# Stated goal
Copy the material word for word, starting with its first line and going on through the line with "data-point bbox=[159, 375, 166, 382]".

# Stored data

==*==

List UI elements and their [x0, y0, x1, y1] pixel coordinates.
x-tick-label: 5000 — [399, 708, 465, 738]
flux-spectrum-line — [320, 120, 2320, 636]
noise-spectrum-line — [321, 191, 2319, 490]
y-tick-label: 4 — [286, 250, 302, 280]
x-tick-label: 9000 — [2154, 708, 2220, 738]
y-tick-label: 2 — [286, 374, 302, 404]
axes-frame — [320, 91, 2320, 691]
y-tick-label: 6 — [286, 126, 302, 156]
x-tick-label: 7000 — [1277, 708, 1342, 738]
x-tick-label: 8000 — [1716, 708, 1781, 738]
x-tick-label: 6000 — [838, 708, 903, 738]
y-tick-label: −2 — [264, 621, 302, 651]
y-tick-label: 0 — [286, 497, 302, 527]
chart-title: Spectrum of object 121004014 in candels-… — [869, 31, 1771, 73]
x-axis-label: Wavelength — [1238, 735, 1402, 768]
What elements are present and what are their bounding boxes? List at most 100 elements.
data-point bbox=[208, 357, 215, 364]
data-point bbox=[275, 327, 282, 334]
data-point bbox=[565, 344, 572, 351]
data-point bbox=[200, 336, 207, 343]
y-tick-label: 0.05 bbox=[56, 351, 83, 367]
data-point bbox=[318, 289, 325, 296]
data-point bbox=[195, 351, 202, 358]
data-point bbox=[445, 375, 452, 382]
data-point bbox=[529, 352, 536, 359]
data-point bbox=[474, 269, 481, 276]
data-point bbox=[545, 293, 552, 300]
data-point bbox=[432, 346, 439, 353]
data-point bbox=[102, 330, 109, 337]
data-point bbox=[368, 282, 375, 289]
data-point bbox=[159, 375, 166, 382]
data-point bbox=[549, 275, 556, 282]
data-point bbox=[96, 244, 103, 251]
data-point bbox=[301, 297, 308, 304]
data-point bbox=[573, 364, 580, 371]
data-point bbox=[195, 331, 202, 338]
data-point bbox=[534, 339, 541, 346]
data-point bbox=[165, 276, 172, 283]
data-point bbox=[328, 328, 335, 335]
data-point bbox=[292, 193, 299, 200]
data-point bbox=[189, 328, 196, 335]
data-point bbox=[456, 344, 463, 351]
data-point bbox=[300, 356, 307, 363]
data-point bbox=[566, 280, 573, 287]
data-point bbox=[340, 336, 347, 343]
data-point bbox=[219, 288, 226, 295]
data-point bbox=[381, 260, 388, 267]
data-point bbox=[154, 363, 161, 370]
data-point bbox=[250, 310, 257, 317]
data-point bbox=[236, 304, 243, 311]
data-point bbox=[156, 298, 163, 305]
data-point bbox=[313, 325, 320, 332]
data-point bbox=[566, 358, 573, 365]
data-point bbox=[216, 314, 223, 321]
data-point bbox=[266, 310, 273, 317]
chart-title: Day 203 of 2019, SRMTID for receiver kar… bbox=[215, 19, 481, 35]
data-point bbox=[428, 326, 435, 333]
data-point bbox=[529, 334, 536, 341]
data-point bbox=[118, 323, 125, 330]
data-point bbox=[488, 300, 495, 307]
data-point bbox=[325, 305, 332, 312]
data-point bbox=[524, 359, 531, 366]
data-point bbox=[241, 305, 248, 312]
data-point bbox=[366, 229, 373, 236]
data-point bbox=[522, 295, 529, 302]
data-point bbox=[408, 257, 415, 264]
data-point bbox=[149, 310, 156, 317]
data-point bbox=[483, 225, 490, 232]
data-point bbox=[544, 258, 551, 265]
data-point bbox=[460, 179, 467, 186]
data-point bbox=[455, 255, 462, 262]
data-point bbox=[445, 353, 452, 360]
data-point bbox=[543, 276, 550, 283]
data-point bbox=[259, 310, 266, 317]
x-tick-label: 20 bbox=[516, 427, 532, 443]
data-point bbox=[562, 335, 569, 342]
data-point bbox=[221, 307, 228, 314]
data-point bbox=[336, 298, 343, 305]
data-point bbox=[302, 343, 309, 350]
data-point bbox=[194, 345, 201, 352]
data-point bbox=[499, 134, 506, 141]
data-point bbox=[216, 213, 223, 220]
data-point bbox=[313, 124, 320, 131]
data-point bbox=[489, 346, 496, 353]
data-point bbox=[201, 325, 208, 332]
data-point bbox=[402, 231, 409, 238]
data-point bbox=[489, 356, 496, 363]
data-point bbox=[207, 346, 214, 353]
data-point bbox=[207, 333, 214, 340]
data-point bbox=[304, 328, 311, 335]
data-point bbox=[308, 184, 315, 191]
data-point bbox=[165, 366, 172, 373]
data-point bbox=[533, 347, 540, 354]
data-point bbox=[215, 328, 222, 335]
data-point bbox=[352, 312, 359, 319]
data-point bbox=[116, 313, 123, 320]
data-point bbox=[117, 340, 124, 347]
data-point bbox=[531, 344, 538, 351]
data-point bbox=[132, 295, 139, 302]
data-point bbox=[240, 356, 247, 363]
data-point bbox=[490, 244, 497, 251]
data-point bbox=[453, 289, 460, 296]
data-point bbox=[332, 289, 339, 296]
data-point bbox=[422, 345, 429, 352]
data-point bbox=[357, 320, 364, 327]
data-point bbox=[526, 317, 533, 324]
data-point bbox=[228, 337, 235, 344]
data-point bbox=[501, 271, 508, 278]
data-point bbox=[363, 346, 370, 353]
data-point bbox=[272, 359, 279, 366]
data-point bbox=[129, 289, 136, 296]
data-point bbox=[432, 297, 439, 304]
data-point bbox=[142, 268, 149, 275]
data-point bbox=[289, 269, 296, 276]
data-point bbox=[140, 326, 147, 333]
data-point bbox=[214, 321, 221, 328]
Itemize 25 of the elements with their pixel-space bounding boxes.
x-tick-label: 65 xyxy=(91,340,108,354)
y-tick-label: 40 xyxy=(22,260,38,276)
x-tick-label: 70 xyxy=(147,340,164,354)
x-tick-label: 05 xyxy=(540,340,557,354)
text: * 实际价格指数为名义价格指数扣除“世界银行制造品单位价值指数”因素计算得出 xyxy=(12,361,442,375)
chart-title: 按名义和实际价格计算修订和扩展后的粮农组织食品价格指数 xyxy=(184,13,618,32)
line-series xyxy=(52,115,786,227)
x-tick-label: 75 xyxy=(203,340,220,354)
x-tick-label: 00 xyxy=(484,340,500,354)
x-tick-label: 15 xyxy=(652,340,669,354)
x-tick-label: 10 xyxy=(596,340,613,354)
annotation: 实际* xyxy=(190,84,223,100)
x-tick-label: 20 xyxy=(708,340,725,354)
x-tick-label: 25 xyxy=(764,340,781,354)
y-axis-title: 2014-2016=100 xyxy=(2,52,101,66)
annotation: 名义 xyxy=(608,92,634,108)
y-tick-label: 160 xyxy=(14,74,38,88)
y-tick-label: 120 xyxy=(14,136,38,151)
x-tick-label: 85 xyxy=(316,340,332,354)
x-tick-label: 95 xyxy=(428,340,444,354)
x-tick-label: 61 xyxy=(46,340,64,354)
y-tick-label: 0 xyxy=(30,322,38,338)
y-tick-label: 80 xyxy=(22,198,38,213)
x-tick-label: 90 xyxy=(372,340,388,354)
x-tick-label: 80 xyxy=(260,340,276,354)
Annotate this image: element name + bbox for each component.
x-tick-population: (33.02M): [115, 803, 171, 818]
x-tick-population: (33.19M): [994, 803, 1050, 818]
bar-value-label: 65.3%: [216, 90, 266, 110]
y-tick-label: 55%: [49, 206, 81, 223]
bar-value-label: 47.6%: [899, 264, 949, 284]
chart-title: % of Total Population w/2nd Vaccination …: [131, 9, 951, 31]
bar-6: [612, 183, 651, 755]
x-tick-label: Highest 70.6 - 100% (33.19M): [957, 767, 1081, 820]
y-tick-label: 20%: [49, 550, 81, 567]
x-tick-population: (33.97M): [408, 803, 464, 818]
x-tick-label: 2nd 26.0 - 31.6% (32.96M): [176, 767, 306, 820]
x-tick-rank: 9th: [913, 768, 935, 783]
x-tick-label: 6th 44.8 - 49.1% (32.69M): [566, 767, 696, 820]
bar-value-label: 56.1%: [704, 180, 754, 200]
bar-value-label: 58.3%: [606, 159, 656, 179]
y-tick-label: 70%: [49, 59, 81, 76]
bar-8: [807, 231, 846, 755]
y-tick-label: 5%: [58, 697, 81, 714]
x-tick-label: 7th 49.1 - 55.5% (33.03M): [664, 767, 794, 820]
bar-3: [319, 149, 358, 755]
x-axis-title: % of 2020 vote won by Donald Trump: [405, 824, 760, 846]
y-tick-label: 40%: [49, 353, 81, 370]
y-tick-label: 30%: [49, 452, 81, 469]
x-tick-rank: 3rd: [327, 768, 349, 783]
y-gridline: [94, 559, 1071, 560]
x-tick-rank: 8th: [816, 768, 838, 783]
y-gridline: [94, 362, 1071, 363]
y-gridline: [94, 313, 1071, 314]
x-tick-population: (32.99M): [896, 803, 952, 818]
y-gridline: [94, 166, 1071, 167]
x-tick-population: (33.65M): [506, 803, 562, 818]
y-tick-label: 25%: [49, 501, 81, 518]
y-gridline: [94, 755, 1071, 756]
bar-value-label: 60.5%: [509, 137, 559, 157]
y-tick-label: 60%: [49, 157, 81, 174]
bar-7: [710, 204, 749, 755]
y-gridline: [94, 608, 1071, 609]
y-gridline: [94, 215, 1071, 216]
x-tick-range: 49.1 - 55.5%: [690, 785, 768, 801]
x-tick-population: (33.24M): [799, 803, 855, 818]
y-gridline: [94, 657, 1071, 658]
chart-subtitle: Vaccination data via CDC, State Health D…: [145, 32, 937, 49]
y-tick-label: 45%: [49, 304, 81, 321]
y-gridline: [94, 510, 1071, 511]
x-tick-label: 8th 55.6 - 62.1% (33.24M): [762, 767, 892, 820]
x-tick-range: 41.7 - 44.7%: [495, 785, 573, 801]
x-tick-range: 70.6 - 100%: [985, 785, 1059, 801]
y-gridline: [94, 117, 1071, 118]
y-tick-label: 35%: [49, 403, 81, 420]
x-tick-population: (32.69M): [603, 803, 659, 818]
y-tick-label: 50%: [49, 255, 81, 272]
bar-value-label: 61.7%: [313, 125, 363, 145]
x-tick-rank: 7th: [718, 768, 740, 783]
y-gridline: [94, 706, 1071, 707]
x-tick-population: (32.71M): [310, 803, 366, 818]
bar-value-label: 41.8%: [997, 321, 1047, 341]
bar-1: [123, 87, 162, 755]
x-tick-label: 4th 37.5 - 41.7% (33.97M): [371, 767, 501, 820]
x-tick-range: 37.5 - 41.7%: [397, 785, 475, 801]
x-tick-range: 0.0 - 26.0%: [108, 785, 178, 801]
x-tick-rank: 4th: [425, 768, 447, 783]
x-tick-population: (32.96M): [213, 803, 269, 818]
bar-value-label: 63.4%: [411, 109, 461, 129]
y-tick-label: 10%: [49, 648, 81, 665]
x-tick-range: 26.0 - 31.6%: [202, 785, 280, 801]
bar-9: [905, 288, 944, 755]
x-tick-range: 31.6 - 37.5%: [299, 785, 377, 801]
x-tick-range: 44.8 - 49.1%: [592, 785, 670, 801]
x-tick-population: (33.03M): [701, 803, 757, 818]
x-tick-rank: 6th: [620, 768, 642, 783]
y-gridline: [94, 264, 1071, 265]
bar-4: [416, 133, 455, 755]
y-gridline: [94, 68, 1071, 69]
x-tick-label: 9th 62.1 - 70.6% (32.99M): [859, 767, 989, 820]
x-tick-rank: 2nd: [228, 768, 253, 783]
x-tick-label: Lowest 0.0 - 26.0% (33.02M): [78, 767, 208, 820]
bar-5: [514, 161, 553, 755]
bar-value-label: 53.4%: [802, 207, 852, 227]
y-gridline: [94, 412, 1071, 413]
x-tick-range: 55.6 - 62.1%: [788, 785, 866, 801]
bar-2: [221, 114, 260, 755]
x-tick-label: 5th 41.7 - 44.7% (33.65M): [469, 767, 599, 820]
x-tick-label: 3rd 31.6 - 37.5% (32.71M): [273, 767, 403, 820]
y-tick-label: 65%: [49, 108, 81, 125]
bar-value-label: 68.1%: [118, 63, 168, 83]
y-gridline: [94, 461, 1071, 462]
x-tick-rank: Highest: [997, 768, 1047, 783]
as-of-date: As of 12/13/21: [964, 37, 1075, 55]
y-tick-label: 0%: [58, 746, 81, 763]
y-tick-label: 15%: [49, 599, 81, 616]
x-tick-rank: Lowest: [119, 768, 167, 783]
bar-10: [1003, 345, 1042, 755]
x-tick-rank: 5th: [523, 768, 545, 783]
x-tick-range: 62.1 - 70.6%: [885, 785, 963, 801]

==*==

# Solution
List UI elements and their [x0, y0, x1, y1] pixel coordinates.
x-tick-label: 5000 — [399, 708, 465, 738]
flux-spectrum-line — [320, 120, 2320, 636]
noise-spectrum-line — [321, 191, 2319, 490]
y-tick-label: 4 — [286, 250, 302, 280]
x-tick-label: 9000 — [2154, 708, 2220, 738]
y-tick-label: 2 — [286, 374, 302, 404]
axes-frame — [320, 91, 2320, 691]
y-tick-label: 6 — [286, 126, 302, 156]
x-tick-label: 7000 — [1277, 708, 1342, 738]
x-tick-label: 8000 — [1716, 708, 1781, 738]
x-tick-label: 6000 — [838, 708, 903, 738]
y-tick-label: −2 — [264, 621, 302, 651]
y-tick-label: 0 — [286, 497, 302, 527]
chart-title: Spectrum of object 121004014 in candels-… — [869, 31, 1771, 73]
x-axis-label: Wavelength — [1238, 735, 1402, 768]
What elements are present and what are their bounding boxes? List at most 100 elements.
data-point bbox=[208, 357, 215, 364]
data-point bbox=[275, 327, 282, 334]
data-point bbox=[565, 344, 572, 351]
data-point bbox=[200, 336, 207, 343]
y-tick-label: 0.05 bbox=[56, 351, 83, 367]
data-point bbox=[318, 289, 325, 296]
data-point bbox=[195, 351, 202, 358]
data-point bbox=[445, 375, 452, 382]
data-point bbox=[529, 352, 536, 359]
data-point bbox=[474, 269, 481, 276]
data-point bbox=[545, 293, 552, 300]
data-point bbox=[432, 346, 439, 353]
data-point bbox=[102, 330, 109, 337]
data-point bbox=[368, 282, 375, 289]
data-point bbox=[159, 375, 166, 382]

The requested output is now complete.